# [THE TASK]
List each line in which the string "content" appears.

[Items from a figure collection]
============

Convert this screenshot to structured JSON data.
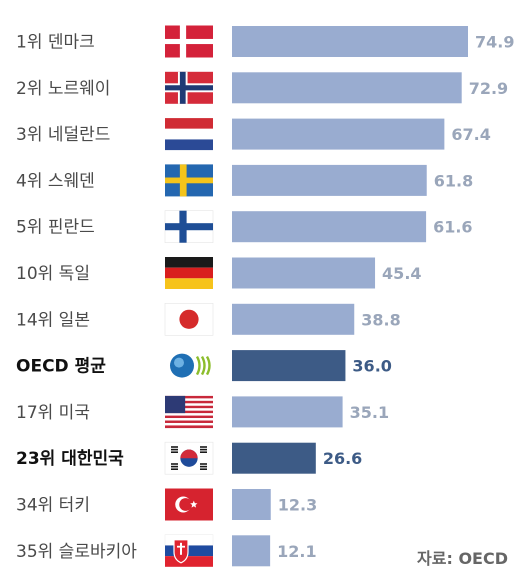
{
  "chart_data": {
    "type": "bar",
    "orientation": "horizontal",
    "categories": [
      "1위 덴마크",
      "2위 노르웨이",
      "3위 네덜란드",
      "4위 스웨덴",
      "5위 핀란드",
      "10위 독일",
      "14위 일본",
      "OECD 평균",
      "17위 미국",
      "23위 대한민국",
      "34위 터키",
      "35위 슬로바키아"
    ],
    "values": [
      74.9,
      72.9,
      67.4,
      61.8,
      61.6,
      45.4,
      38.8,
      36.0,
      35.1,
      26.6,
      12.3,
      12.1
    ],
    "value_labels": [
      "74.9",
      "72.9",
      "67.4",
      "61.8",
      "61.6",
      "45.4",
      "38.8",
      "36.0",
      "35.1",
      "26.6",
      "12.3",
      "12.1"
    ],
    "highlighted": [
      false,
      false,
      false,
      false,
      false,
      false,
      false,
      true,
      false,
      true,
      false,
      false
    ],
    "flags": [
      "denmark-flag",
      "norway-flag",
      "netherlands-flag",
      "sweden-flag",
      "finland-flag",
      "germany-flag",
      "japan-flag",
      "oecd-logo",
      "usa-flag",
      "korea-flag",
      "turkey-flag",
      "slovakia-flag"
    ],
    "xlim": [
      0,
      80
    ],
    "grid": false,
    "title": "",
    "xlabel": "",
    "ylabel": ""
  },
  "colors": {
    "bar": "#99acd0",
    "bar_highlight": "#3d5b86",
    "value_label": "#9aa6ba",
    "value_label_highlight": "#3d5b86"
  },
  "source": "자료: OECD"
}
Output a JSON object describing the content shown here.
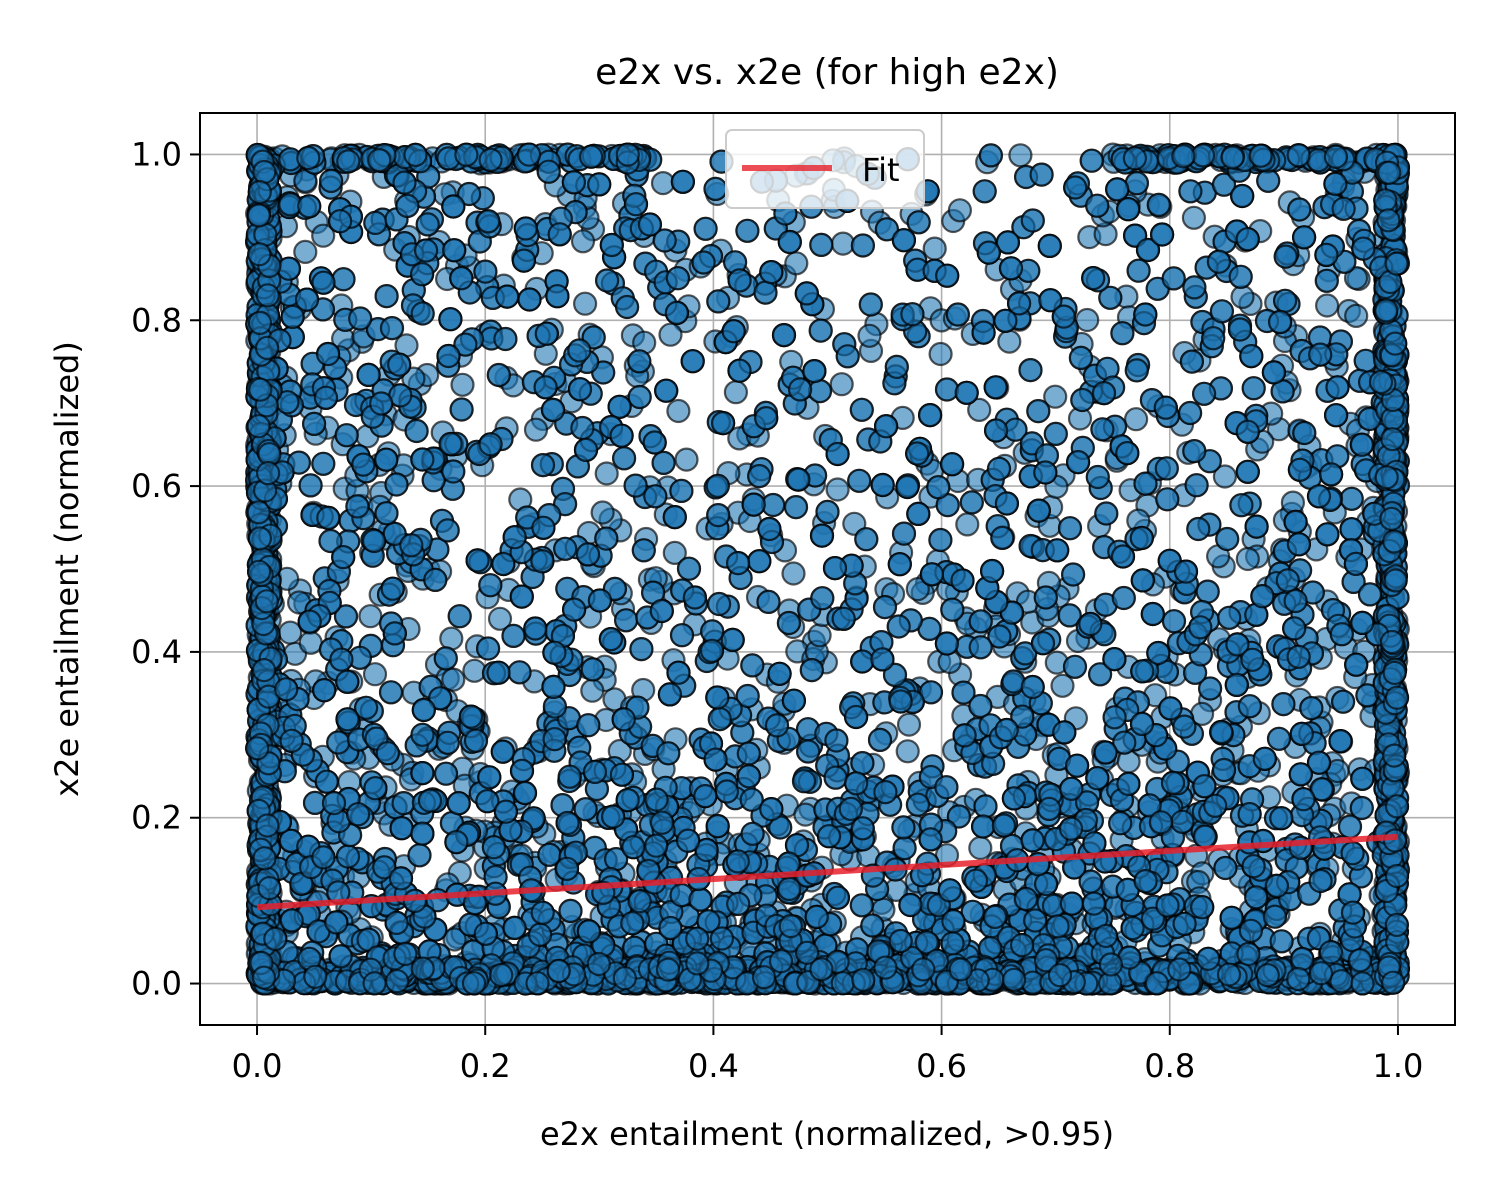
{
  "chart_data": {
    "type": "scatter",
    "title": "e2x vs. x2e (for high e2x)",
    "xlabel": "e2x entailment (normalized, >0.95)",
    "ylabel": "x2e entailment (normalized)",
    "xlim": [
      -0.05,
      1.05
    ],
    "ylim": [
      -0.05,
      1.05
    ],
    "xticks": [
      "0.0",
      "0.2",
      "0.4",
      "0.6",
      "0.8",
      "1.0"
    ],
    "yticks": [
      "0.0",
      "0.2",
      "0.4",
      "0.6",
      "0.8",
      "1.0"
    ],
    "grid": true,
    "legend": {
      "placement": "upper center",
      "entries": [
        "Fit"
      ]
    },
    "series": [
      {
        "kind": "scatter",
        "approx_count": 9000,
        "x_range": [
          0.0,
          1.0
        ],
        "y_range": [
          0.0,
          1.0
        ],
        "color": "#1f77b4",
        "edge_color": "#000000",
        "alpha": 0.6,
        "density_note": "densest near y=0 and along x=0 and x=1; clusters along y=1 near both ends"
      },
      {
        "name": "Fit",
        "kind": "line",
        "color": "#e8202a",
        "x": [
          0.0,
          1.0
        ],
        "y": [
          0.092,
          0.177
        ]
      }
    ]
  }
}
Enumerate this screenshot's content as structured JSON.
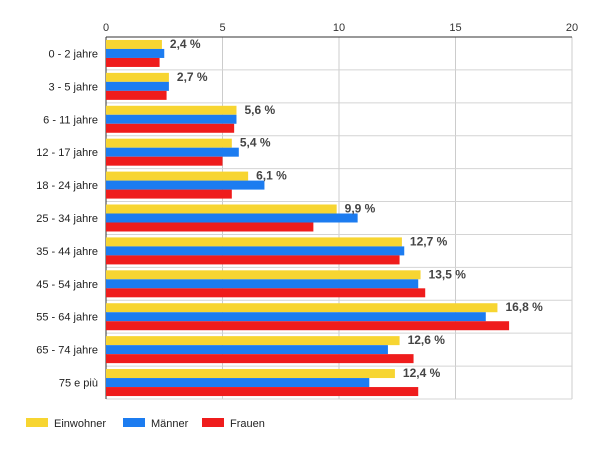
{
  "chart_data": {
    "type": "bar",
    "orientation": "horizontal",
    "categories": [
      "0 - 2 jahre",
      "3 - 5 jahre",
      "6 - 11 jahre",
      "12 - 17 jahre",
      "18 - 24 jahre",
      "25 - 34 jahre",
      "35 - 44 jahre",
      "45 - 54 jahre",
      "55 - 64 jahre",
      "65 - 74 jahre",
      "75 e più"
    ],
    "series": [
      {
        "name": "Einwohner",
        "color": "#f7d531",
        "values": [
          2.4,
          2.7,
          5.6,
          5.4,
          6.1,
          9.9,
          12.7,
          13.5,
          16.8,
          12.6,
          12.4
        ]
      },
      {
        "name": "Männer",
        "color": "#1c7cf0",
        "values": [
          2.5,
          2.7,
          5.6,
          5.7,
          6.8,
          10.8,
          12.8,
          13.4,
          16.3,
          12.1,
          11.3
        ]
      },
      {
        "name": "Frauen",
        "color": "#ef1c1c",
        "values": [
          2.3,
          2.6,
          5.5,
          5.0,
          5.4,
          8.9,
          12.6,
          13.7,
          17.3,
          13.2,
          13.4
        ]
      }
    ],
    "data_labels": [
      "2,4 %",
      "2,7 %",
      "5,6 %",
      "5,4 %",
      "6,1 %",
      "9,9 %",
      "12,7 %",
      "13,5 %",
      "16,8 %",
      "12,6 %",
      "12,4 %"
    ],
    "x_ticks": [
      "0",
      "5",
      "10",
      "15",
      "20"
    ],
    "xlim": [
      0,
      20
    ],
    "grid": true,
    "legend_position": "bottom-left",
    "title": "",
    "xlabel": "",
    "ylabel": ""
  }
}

============

# [EXERCISE SOLUTION]
Output a JSON object describing the content shown here.
Enumerate this screenshot's content as structured JSON.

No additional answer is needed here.